BRIEF >> Produce an exact copy of all the data below, dropping every image.

[Entries from a dataset]
• • • • •
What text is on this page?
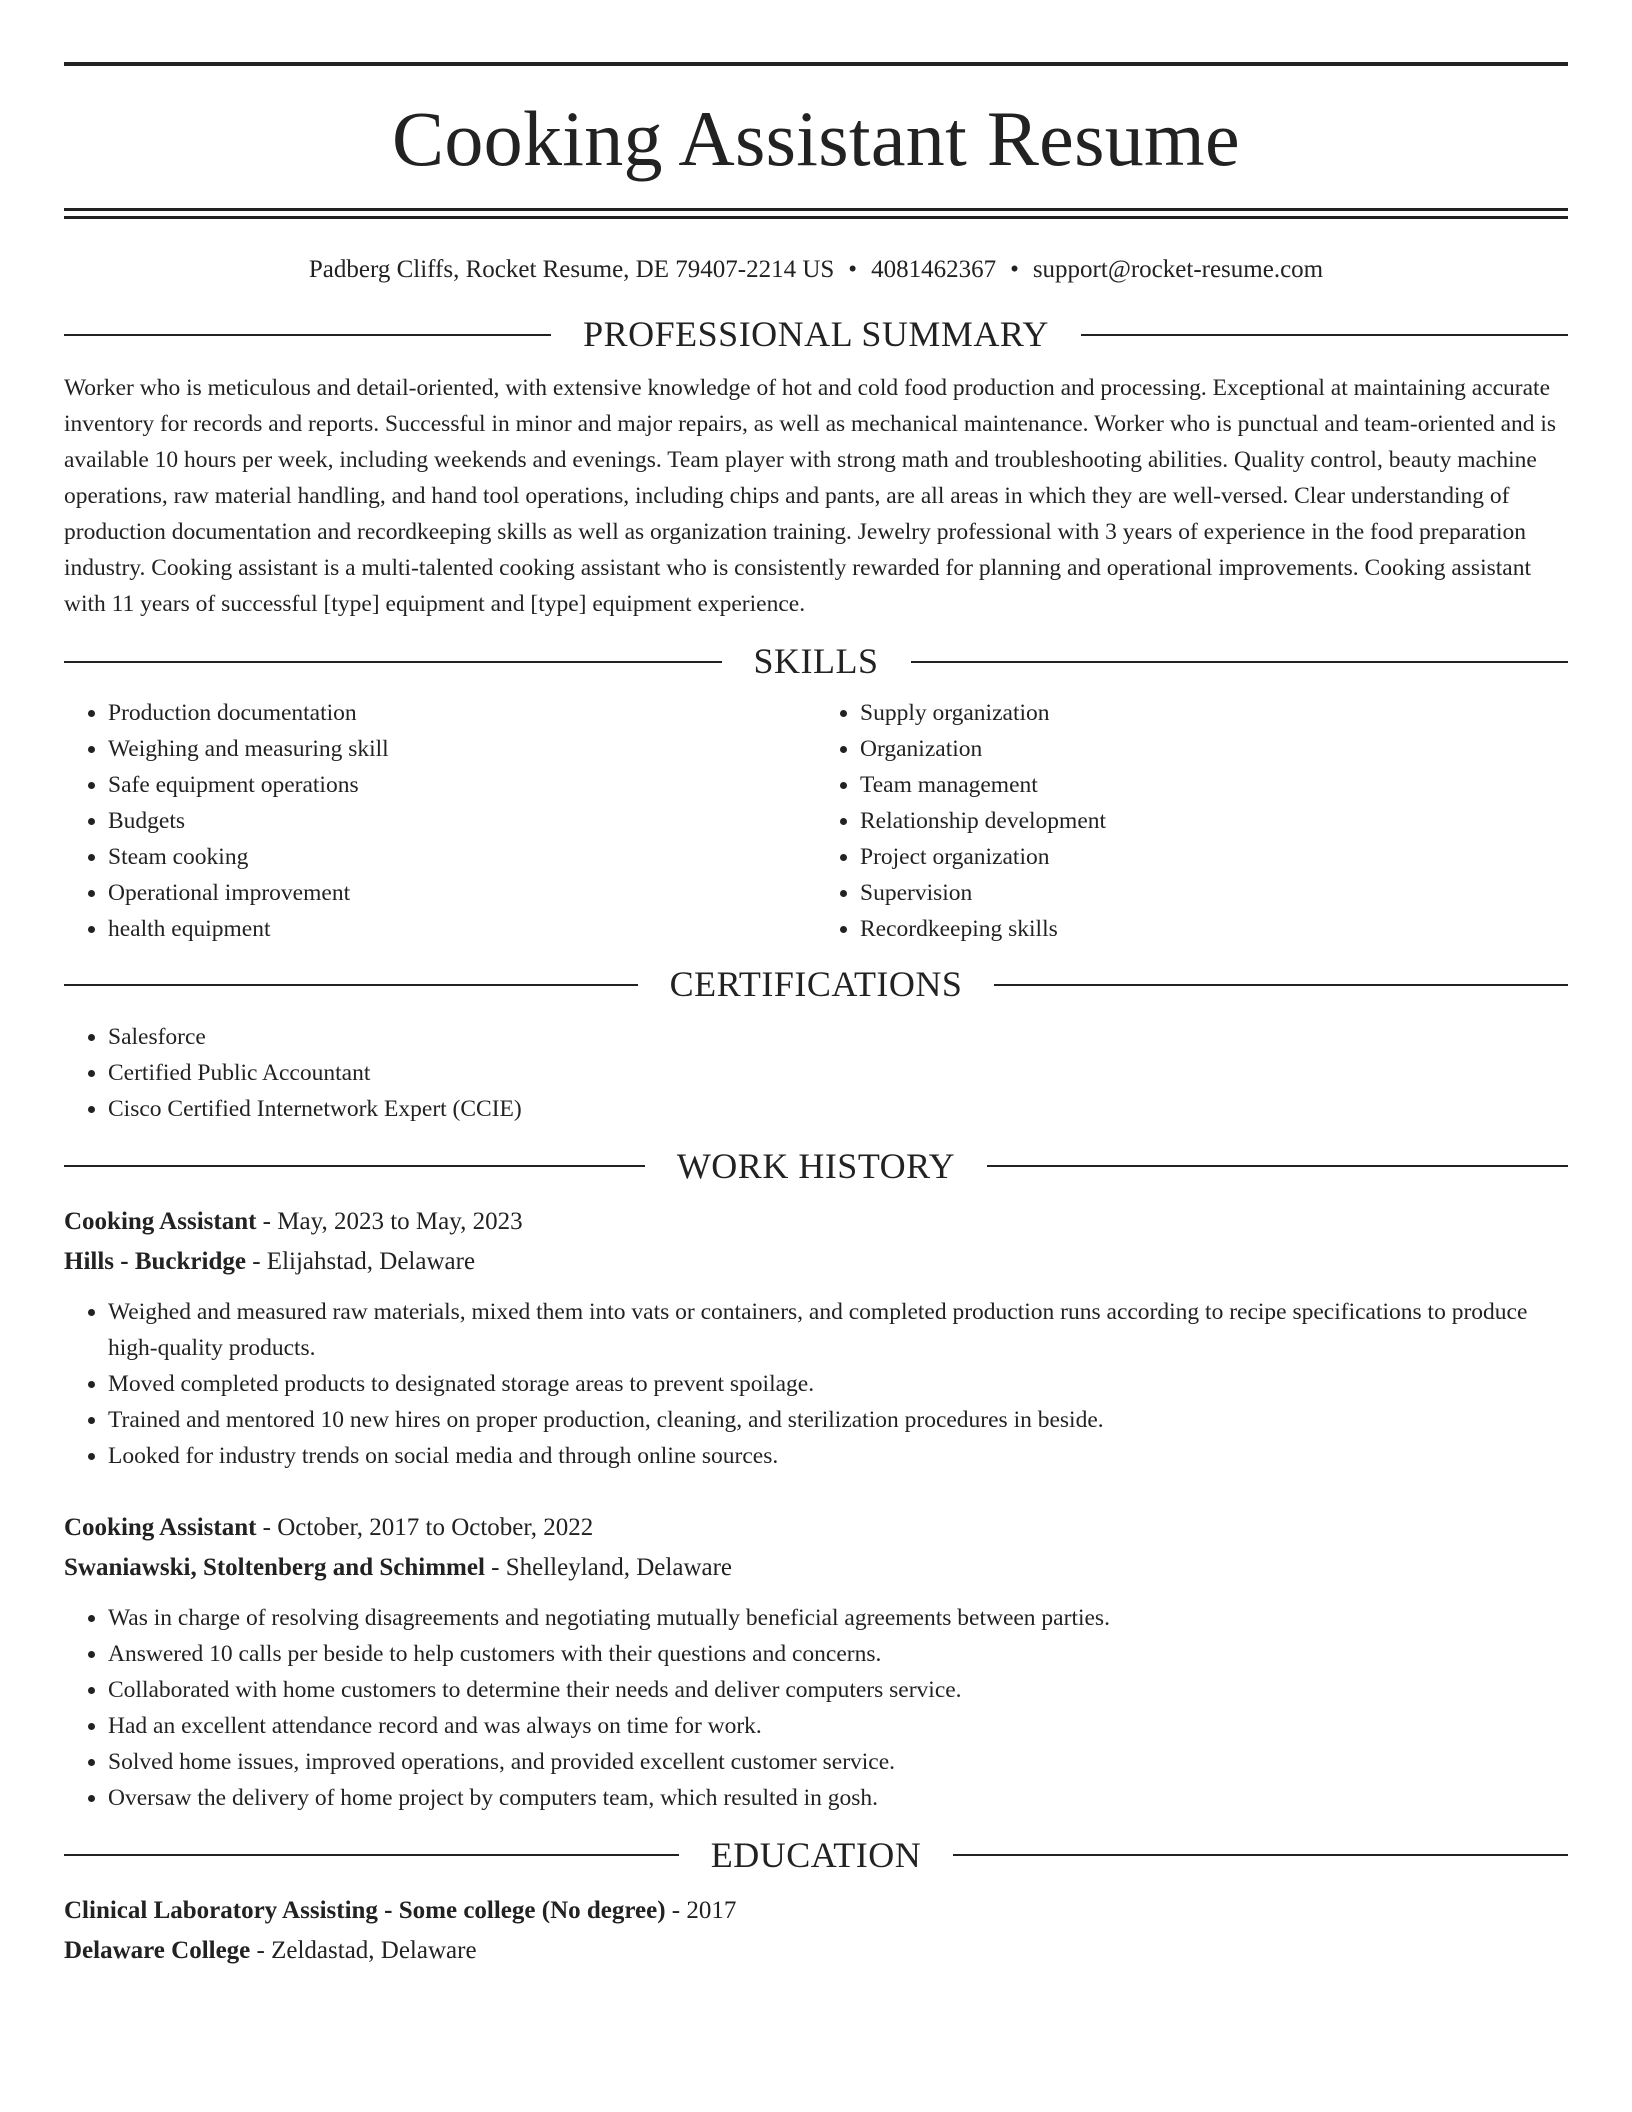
Cooking Assistant Resume
Padberg Cliffs, Rocket Resume, DE 79407-2214 US • 4081462367 • support@rocket-resume.com
PROFESSIONAL SUMMARY

Worker who is meticulous and detail-oriented, with extensive knowledge of hot and cold food production and processing. Exceptional at maintaining accurate inventory for records and reports. Successful in minor and major repairs, as well as mechanical maintenance. Worker who is punctual and team-oriented and is available 10 hours per week, including weekends and evenings. Team player with strong math and troubleshooting abilities. Quality control, beauty machine operations, raw material handling, and hand tool operations, including chips and pants, are all areas in which they are well-versed. Clear understanding of production documentation and recordkeeping skills as well as organization training. Jewelry professional with 3 years of experience in the food preparation industry. Cooking assistant is a multi-talented cooking assistant who is consistently rewarded for planning and operational improvements. Cooking assistant with 11 years of successful [type] equipment and [type] equipment experience.

SKILLS
• Production documentation
• Weighing and measuring skill
• Safe equipment operations
• Budgets
• Steam cooking
• Operational improvement
• health equipment
• Supply organization
• Organization
• Team management
• Relationship development
• Project organization
• Supervision
• Recordkeeping skills
CERTIFICATIONS
• Salesforce
• Certified Public Accountant
• Cisco Certified Internetwork Expert (CCIE)
WORK HISTORY
Cooking Assistant - May, 2023 to May, 2023
Hills - Buckridge - Elijahstad, Delaware
• Weighed and measured raw materials, mixed them into vats or containers, and completed production runs according to recipe specifications to produce high-quality products.
• Moved completed products to designated storage areas to prevent spoilage.
• Trained and mentored 10 new hires on proper production, cleaning, and sterilization procedures in beside.
• Looked for industry trends on social media and through online sources.
Cooking Assistant - October, 2017 to October, 2022
Swaniawski, Stoltenberg and Schimmel - Shelleyland, Delaware
• Was in charge of resolving disagreements and negotiating mutually beneficial agreements between parties.
• Answered 10 calls per beside to help customers with their questions and concerns.
• Collaborated with home customers to determine their needs and deliver computers service.
• Had an excellent attendance record and was always on time for work.
• Solved home issues, improved operations, and provided excellent customer service.
• Oversaw the delivery of home project by computers team, which resulted in gosh.
EDUCATION
Clinical Laboratory Assisting - Some college (No degree) - 2017
Delaware College - Zeldastad, Delaware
• • • • •
RESPONSE >>
What text is on this page?
Cooking Assistant Resume
Padberg Cliffs, Rocket Resume, DE 79407-2214 US • 4081462367 • support@rocket-resume.com
PROFESSIONAL SUMMARY

Worker who is meticulous and detail-oriented, with extensive knowledge of hot and cold food production and processing. Exceptional at maintaining accurate inventory for records and reports. Successful in minor and major repairs, as well as mechanical maintenance. Worker who is punctual and team-oriented and is available 10 hours per week, including weekends and evenings. Team player with strong math and troubleshooting abilities. Quality control, beauty machine operations, raw material handling, and hand tool operations, including chips and pants, are all areas in which they are well-versed. Clear understanding of production documentation and recordkeeping skills as well as organization training. Jewelry professional with 3 years of experience in the food preparation industry. Cooking assistant is a multi-talented cooking assistant who is consistently rewarded for planning and operational improvements. Cooking assistant with 11 years of successful [type] equipment and [type] equipment experience.

SKILLS
• Production documentation
• Weighing and measuring skill
• Safe equipment operations
• Budgets
• Steam cooking
• Operational improvement
• health equipment
• Supply organization
• Organization
• Team management
• Relationship development
• Project organization
• Supervision
• Recordkeeping skills
CERTIFICATIONS
• Salesforce
• Certified Public Accountant
• Cisco Certified Internetwork Expert (CCIE)
WORK HISTORY
Cooking Assistant - May, 2023 to May, 2023
Hills - Buckridge - Elijahstad, Delaware
• Weighed and measured raw materials, mixed them into vats or containers, and completed production runs according to recipe specifications to produce high-quality products.
• Moved completed products to designated storage areas to prevent spoilage.
• Trained and mentored 10 new hires on proper production, cleaning, and sterilization procedures in beside.
• Looked for industry trends on social media and through online sources.
Cooking Assistant - October, 2017 to October, 2022
Swaniawski, Stoltenberg and Schimmel - Shelleyland, Delaware
• Was in charge of resolving disagreements and negotiating mutually beneficial agreements between parties.
• Answered 10 calls per beside to help customers with their questions and concerns.
• Collaborated with home customers to determine their needs and deliver computers service.
• Had an excellent attendance record and was always on time for work.
• Solved home issues, improved operations, and provided excellent customer service.
• Oversaw the delivery of home project by computers team, which resulted in gosh.
EDUCATION
Clinical Laboratory Assisting - Some college (No degree) - 2017
Delaware College - Zeldastad, Delaware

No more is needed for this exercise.